▶ [WHAT YOU HAVE TO DO]:
Retype everything in the listing, leaving each line exactly as it is.

▶ [DATA IN THIS EXERCISE]:

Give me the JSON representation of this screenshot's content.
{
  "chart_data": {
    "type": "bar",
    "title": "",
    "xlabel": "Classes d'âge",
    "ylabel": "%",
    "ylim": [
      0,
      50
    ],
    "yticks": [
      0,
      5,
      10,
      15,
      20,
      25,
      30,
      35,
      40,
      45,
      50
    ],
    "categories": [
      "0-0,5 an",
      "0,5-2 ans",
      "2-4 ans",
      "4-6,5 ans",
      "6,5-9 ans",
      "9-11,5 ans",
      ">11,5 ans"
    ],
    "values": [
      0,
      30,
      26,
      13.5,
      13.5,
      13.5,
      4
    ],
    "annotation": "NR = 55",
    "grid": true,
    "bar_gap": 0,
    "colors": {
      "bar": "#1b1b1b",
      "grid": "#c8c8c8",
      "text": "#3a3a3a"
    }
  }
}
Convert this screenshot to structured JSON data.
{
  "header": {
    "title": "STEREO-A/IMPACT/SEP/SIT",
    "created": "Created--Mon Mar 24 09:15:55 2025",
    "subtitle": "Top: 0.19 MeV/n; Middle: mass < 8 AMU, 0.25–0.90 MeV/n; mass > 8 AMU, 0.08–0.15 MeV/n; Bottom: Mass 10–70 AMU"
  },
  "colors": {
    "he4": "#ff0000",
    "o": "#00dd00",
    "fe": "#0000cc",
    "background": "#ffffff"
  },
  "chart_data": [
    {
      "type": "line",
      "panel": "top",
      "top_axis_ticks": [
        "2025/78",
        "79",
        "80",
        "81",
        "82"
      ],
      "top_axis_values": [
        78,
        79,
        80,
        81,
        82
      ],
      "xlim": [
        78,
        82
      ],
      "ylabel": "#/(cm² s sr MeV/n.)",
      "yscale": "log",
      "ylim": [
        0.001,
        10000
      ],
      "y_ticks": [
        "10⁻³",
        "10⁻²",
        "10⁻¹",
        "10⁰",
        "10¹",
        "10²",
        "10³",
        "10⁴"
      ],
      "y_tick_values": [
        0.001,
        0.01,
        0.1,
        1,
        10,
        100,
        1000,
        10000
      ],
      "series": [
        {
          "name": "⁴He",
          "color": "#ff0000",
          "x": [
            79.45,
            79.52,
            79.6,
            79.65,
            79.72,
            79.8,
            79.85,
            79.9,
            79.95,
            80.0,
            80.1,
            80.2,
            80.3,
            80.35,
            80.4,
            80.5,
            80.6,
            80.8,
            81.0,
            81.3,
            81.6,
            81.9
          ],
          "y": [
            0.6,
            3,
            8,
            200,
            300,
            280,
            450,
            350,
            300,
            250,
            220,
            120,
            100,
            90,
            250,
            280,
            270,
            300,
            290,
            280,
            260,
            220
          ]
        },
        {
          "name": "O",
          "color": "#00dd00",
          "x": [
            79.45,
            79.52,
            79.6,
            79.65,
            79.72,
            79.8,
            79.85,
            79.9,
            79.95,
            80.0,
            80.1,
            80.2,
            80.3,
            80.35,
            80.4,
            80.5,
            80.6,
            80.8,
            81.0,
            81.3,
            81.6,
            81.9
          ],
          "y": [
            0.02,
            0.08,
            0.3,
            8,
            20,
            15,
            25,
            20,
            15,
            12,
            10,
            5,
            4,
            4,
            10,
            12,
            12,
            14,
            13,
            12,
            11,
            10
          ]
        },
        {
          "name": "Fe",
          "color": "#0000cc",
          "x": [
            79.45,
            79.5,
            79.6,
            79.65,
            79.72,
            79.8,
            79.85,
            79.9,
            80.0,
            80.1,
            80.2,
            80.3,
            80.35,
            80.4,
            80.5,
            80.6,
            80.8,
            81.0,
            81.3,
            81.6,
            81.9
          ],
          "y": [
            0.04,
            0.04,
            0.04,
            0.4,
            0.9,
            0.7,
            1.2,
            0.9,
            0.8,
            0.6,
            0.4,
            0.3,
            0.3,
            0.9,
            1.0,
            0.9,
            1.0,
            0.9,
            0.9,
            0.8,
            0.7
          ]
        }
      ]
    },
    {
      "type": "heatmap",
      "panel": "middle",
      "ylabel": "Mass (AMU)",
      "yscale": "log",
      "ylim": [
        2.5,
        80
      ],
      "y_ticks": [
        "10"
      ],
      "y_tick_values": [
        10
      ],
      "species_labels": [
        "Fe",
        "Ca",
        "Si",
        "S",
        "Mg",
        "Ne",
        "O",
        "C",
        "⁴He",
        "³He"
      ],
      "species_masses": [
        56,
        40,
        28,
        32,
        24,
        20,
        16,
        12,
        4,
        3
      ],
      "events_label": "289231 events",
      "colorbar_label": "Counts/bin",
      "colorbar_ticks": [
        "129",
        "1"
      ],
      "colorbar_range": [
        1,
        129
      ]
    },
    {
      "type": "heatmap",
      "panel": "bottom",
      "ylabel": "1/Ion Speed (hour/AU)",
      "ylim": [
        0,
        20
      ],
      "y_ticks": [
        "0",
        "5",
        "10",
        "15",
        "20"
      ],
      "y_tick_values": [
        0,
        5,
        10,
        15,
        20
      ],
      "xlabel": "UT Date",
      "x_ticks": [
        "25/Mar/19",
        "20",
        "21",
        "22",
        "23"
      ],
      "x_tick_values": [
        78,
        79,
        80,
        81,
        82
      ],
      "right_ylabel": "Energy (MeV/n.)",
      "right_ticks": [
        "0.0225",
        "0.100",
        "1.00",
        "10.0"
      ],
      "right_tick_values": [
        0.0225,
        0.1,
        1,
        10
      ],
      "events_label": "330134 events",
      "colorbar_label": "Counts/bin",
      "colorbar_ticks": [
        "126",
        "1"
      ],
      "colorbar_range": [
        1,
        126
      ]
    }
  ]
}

▶ [ANSWER TO THE PROBLEM]:
Give me the JSON representation of this screenshot's content.
{
  "chart_data": {
    "type": "bar",
    "title": "",
    "xlabel": "Classes d'âge",
    "ylabel": "%",
    "ylim": [
      0,
      50
    ],
    "yticks": [
      0,
      5,
      10,
      15,
      20,
      25,
      30,
      35,
      40,
      45,
      50
    ],
    "categories": [
      "0-0,5 an",
      "0,5-2 ans",
      "2-4 ans",
      "4-6,5 ans",
      "6,5-9 ans",
      "9-11,5 ans",
      ">11,5 ans"
    ],
    "values": [
      0,
      30,
      26,
      13.5,
      13.5,
      13.5,
      4
    ],
    "annotation": "NR = 55",
    "grid": true,
    "bar_gap": 0,
    "colors": {
      "bar": "#1b1b1b",
      "grid": "#c8c8c8",
      "text": "#3a3a3a"
    }
  }
}
Convert this screenshot to structured JSON data.
{
  "header": {
    "title": "STEREO-A/IMPACT/SEP/SIT",
    "created": "Created--Mon Mar 24 09:15:55 2025",
    "subtitle": "Top: 0.19 MeV/n; Middle: mass < 8 AMU, 0.25–0.90 MeV/n; mass > 8 AMU, 0.08–0.15 MeV/n; Bottom: Mass 10–70 AMU"
  },
  "colors": {
    "he4": "#ff0000",
    "o": "#00dd00",
    "fe": "#0000cc",
    "background": "#ffffff"
  },
  "chart_data": [
    {
      "type": "line",
      "panel": "top",
      "top_axis_ticks": [
        "2025/78",
        "79",
        "80",
        "81",
        "82"
      ],
      "top_axis_values": [
        78,
        79,
        80,
        81,
        82
      ],
      "xlim": [
        78,
        82
      ],
      "ylabel": "#/(cm² s sr MeV/n.)",
      "yscale": "log",
      "ylim": [
        0.001,
        10000
      ],
      "y_ticks": [
        "10⁻³",
        "10⁻²",
        "10⁻¹",
        "10⁰",
        "10¹",
        "10²",
        "10³",
        "10⁴"
      ],
      "y_tick_values": [
        0.001,
        0.01,
        0.1,
        1,
        10,
        100,
        1000,
        10000
      ],
      "series": [
        {
          "name": "⁴He",
          "color": "#ff0000",
          "x": [
            79.45,
            79.52,
            79.6,
            79.65,
            79.72,
            79.8,
            79.85,
            79.9,
            79.95,
            80.0,
            80.1,
            80.2,
            80.3,
            80.35,
            80.4,
            80.5,
            80.6,
            80.8,
            81.0,
            81.3,
            81.6,
            81.9
          ],
          "y": [
            0.6,
            3,
            8,
            200,
            300,
            280,
            450,
            350,
            300,
            250,
            220,
            120,
            100,
            90,
            250,
            280,
            270,
            300,
            290,
            280,
            260,
            220
          ]
        },
        {
          "name": "O",
          "color": "#00dd00",
          "x": [
            79.45,
            79.52,
            79.6,
            79.65,
            79.72,
            79.8,
            79.85,
            79.9,
            79.95,
            80.0,
            80.1,
            80.2,
            80.3,
            80.35,
            80.4,
            80.5,
            80.6,
            80.8,
            81.0,
            81.3,
            81.6,
            81.9
          ],
          "y": [
            0.02,
            0.08,
            0.3,
            8,
            20,
            15,
            25,
            20,
            15,
            12,
            10,
            5,
            4,
            4,
            10,
            12,
            12,
            14,
            13,
            12,
            11,
            10
          ]
        },
        {
          "name": "Fe",
          "color": "#0000cc",
          "x": [
            79.45,
            79.5,
            79.6,
            79.65,
            79.72,
            79.8,
            79.85,
            79.9,
            80.0,
            80.1,
            80.2,
            80.3,
            80.35,
            80.4,
            80.5,
            80.6,
            80.8,
            81.0,
            81.3,
            81.6,
            81.9
          ],
          "y": [
            0.04,
            0.04,
            0.04,
            0.4,
            0.9,
            0.7,
            1.2,
            0.9,
            0.8,
            0.6,
            0.4,
            0.3,
            0.3,
            0.9,
            1.0,
            0.9,
            1.0,
            0.9,
            0.9,
            0.8,
            0.7
          ]
        }
      ]
    },
    {
      "type": "heatmap",
      "panel": "middle",
      "ylabel": "Mass (AMU)",
      "yscale": "log",
      "ylim": [
        2.5,
        80
      ],
      "y_ticks": [
        "10"
      ],
      "y_tick_values": [
        10
      ],
      "species_labels": [
        "Fe",
        "Ca",
        "Si",
        "S",
        "Mg",
        "Ne",
        "O",
        "C",
        "⁴He",
        "³He"
      ],
      "species_masses": [
        56,
        40,
        28,
        32,
        24,
        20,
        16,
        12,
        4,
        3
      ],
      "events_label": "289231 events",
      "colorbar_label": "Counts/bin",
      "colorbar_ticks": [
        "129",
        "1"
      ],
      "colorbar_range": [
        1,
        129
      ]
    },
    {
      "type": "heatmap",
      "panel": "bottom",
      "ylabel": "1/Ion Speed (hour/AU)",
      "ylim": [
        0,
        20
      ],
      "y_ticks": [
        "0",
        "5",
        "10",
        "15",
        "20"
      ],
      "y_tick_values": [
        0,
        5,
        10,
        15,
        20
      ],
      "xlabel": "UT Date",
      "x_ticks": [
        "25/Mar/19",
        "20",
        "21",
        "22",
        "23"
      ],
      "x_tick_values": [
        78,
        79,
        80,
        81,
        82
      ],
      "right_ylabel": "Energy (MeV/n.)",
      "right_ticks": [
        "0.0225",
        "0.100",
        "1.00",
        "10.0"
      ],
      "right_tick_values": [
        0.0225,
        0.1,
        1,
        10
      ],
      "events_label": "330134 events",
      "colorbar_label": "Counts/bin",
      "colorbar_ticks": [
        "126",
        "1"
      ],
      "colorbar_range": [
        1,
        126
      ]
    }
  ]
}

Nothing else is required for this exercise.